## Start Records supplied
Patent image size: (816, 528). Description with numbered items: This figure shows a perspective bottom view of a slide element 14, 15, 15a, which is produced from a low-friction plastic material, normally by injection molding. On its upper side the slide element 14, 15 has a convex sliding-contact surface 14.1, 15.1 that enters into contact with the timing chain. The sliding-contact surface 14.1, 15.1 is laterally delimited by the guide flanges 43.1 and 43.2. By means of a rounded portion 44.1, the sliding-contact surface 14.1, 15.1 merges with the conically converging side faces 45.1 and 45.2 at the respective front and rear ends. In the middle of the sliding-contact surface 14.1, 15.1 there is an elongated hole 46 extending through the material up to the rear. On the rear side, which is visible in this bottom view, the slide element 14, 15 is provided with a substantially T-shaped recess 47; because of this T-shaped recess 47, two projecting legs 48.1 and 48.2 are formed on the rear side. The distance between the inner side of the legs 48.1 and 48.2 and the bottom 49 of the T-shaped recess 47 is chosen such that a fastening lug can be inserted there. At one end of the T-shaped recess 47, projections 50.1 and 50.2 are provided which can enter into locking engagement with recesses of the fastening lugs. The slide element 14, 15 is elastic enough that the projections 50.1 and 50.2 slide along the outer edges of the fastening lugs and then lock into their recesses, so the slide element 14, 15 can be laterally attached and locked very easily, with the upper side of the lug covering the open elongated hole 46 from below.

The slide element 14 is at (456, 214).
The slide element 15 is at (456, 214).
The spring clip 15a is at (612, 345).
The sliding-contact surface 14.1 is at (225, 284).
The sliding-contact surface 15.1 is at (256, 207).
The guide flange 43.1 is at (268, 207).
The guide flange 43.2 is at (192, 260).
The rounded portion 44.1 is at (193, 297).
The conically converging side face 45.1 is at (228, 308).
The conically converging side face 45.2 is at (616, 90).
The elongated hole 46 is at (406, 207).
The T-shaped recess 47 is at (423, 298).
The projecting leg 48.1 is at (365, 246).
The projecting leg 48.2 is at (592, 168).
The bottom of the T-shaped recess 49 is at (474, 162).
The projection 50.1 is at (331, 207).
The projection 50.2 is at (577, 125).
## End Records supplied
### Exercise brief:
Reproduce the lines above word for word, all of them.

### Output of the task:
Patent image size: (816, 528). Description with numbered items: This figure shows a perspective bottom view of a slide element 14, 15, 15a, which is produced from a low-friction plastic material, normally by injection molding. On its upper side the slide element 14, 15 has a convex sliding-contact surface 14.1, 15.1 that enters into contact with the timing chain. The sliding-contact surface 14.1, 15.1 is laterally delimited by the guide flanges 43.1 and 43.2. By means of a rounded portion 44.1, the sliding-contact surface 14.1, 15.1 merges with the conically converging side faces 45.1 and 45.2 at the respective front and rear ends. In the middle of the sliding-contact surface 14.1, 15.1 there is an elongated hole 46 extending through the material up to the rear. On the rear side, which is visible in this bottom view, the slide element 14, 15 is provided with a substantially T-shaped recess 47; because of this T-shaped recess 47, two projecting legs 48.1 and 48.2 are formed on the rear side. The distance between the inner side of the legs 48.1 and 48.2 and the bottom 49 of the T-shaped recess 47 is chosen such that a fastening lug can be inserted there. At one end of the T-shaped recess 47, projections 50.1 and 50.2 are provided which can enter into locking engagement with recesses of the fastening lugs. The slide element 14, 15 is elastic enough that the projections 50.1 and 50.2 slide along the outer edges of the fastening lugs and then lock into their recesses, so the slide element 14, 15 can be laterally attached and locked very easily, with the upper side of the lug covering the open elongated hole 46 from below.

The slide element 14 is at (456, 214).
The slide element 15 is at (456, 214).
The spring clip 15a is at (612, 345).
The sliding-contact surface 14.1 is at (225, 284).
The sliding-contact surface 15.1 is at (256, 207).
The guide flange 43.1 is at (268, 207).
The guide flange 43.2 is at (192, 260).
The rounded portion 44.1 is at (193, 297).
The conically converging side face 45.1 is at (228, 308).
The conically converging side face 45.2 is at (616, 90).
The elongated hole 46 is at (406, 207).
The T-shaped recess 47 is at (423, 298).
The projecting leg 48.1 is at (365, 246).
The projecting leg 48.2 is at (592, 168).
The bottom of the T-shaped recess 49 is at (474, 162).
The projection 50.1 is at (331, 207).
The projection 50.2 is at (577, 125).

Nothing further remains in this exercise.